» **The task**
Check every line of the entries below for the word "Konfessionen", and copy the ones that have it.

» **Extracted records**
######
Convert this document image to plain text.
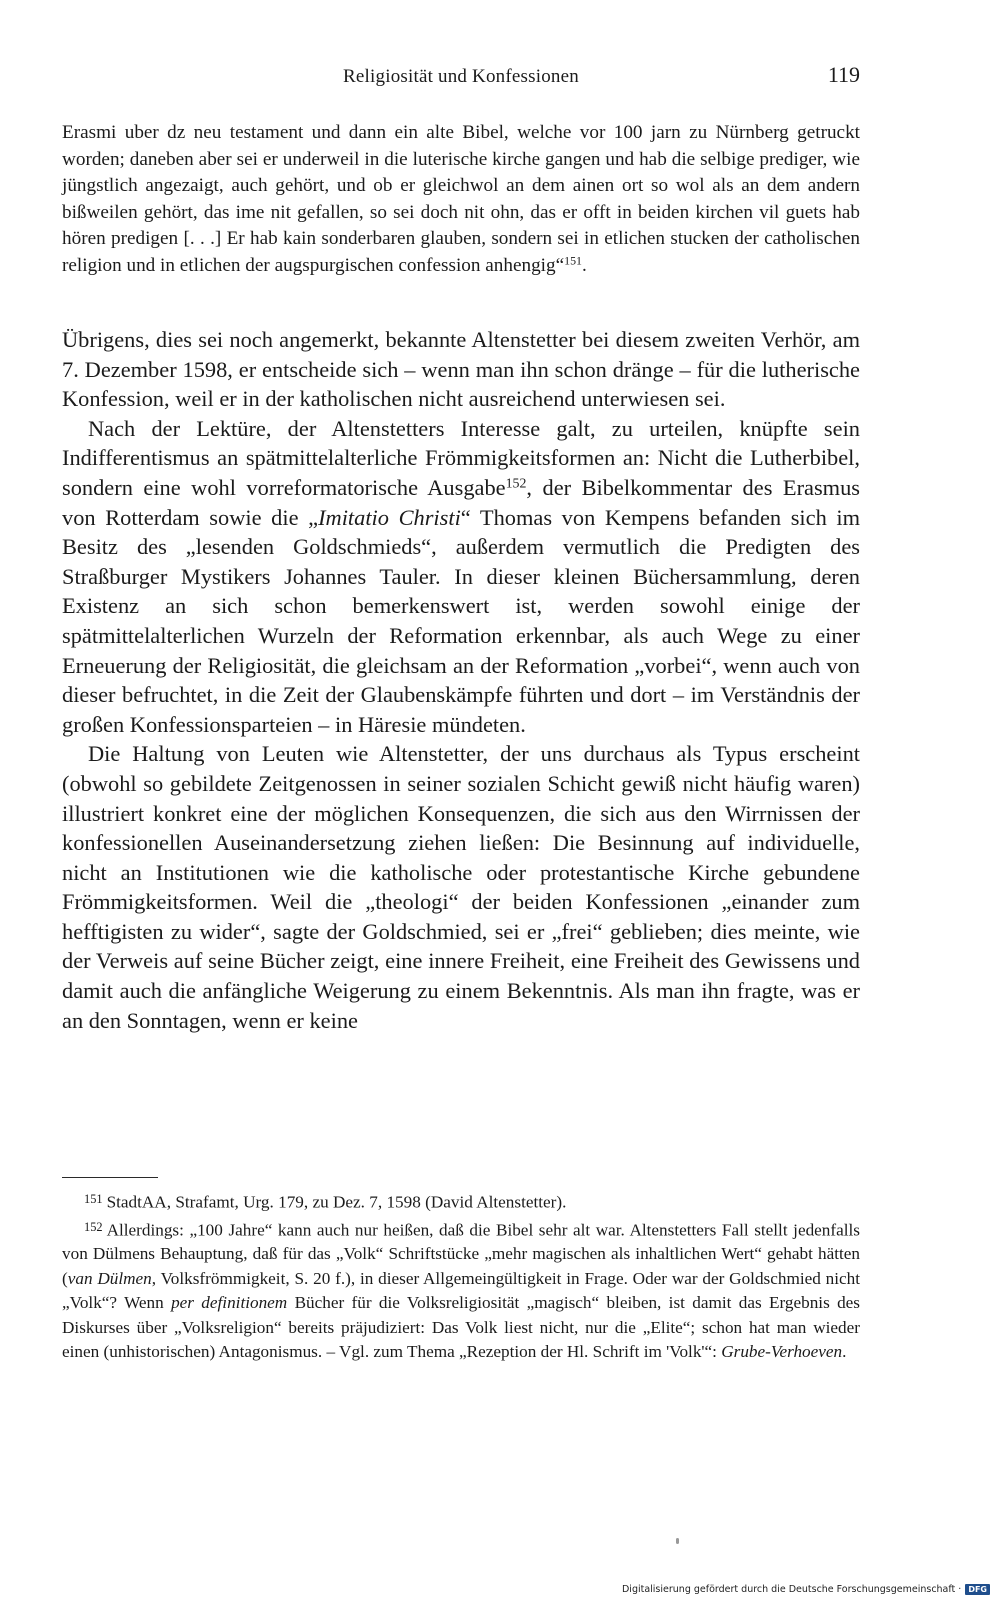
Religiosität und Konfessionen	119

Erasmi uber dz neu testament und dann ein alte Bibel, welche vor 100 jarn zu Nürnberg getruckt worden; daneben aber sei er underweil in die luterische kirche gangen und hab die selbige prediger, wie jüngstlich angezaigt, auch gehört, und ob er gleichwol an dem ainen ort so wol als an dem andern bißweilen gehört, das ime nit gefallen, so sei doch nit ohn, das er offt in beiden kirchen vil guets hab hören predigen [. . .] Er hab kain sonderbaren glauben, sondern sei in etlichen stucken der catholischen religion und in etlichen der augspurgischen confession anhengig“$^{151}$.

Übrigens, dies sei noch angemerkt, bekannte Altenstetter bei diesem zweiten Verhör, am 7. Dezember 1598, er entscheide sich – wenn man ihn schon dränge – für die lutherische Konfession, weil er in der katholischen nicht ausreichend unterwiesen sei.

Nach der Lektüre, der Altenstetters Interesse galt, zu urteilen, knüpfte sein Indifferentismus an spätmittelalterliche Frömmigkeitsformen an: Nicht die Lutherbibel, sondern eine wohl vorreformatorische Ausgabe$^{152}$, der Bibelkommentar des Erasmus von Rotterdam sowie die „Imitatio Christi“ Thomas von Kempens befanden sich im Besitz des „lesenden Goldschmieds“, außerdem vermutlich die Predigten des Straßburger Mystikers Johannes Tauler. In dieser kleinen Büchersammlung, deren Existenz an sich schon bemerkenswert ist, werden sowohl einige der spätmittelalterlichen Wurzeln der Reformation erkennbar, als auch Wege zu einer Erneuerung der Religiosität, die gleichsam an der Reformation „vorbei“, wenn auch von dieser befruchtet, in die Zeit der Glaubenskämpfe führten und dort – im Verständnis der großen Konfessionsparteien – in Häresie mündeten.

Die Haltung von Leuten wie Altenstetter, der uns durchaus als Typus erscheint (obwohl so gebildete Zeitgenossen in seiner sozialen Schicht gewiß nicht häufig waren) illustriert konkret eine der möglichen Konsequenzen, die sich aus den Wirrnissen der konfessionellen Auseinandersetzung ziehen ließen: Die Besinnung auf individuelle, nicht an Institutionen wie die katholische oder protestantische Kirche gebundene Frömmigkeitsformen. Weil die „theologi“ der beiden Konfessionen „einander zum hefftigisten zu wider“, sagte der Goldschmied, sei er „frei“ geblieben; dies meinte, wie der Verweis auf seine Bücher zeigt, eine innere Freiheit, eine Freiheit des Gewissens und damit auch die anfängliche Weigerung zu einem Bekenntnis. Als man ihn fragte, was er an den Sonntagen, wenn er keine

$^{151}$ StadtAA, Strafamt, Urg. 179, zu Dez. 7, 1598 (David Altenstetter).

$^{152}$ Allerdings: „100 Jahre“ kann auch nur heißen, daß die Bibel sehr alt war. Altenstetters Fall stellt jedenfalls von Dülmens Behauptung, daß für das „Volk“ Schriftstücke „mehr magischen als inhaltlichen Wert“ gehabt hätten (van Dülmen, Volksfrömmigkeit, S. 20 f.), in dieser Allgemeingültigkeit in Frage. Oder war der Goldschmied nicht „Volk“? Wenn per definitionem Bücher für die Volksreligiosität „magisch“ bleiben, ist damit das Ergebnis des Diskurses über „Volksreligion“ bereits präjudiziert: Das Volk liest nicht, nur die „Elite“; schon hat man wieder einen (unhistorischen) Antagonismus. – Vgl. zum Thema „Rezeption der Hl. Schrift im 'Volk'“: Grube-Verhoeven.

Digitalisierung gefördert durch die Deutsche Forschungsgemeinschaft · DFG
######
» **Exercise output**
Religiosität und Konfessionen	119
Die Haltung von Leuten wie Altenstetter, der uns durchaus als Typus erscheint (obwohl so gebildete Zeitgenossen in seiner sozialen Schicht gewiß nicht häufig waren) illustriert konkret eine der möglichen Konsequenzen, die sich aus den Wirrnissen der konfessionellen Auseinandersetzung ziehen ließen: Die Besinnung auf individuelle, nicht an Institutionen wie die katholische oder protestantische Kirche gebundene Frömmigkeitsformen. Weil die „theologi“ der beiden Konfessionen „einander zum hefftigisten zu wider“, sagte der Goldschmied, sei er „frei“ geblieben; dies meinte, wie der Verweis auf seine Bücher zeigt, eine innere Freiheit, eine Freiheit des Gewissens und damit auch die anfängliche Weigerung zu einem Bekenntnis. Als man ihn fragte, was er an den Sonntagen, wenn er keine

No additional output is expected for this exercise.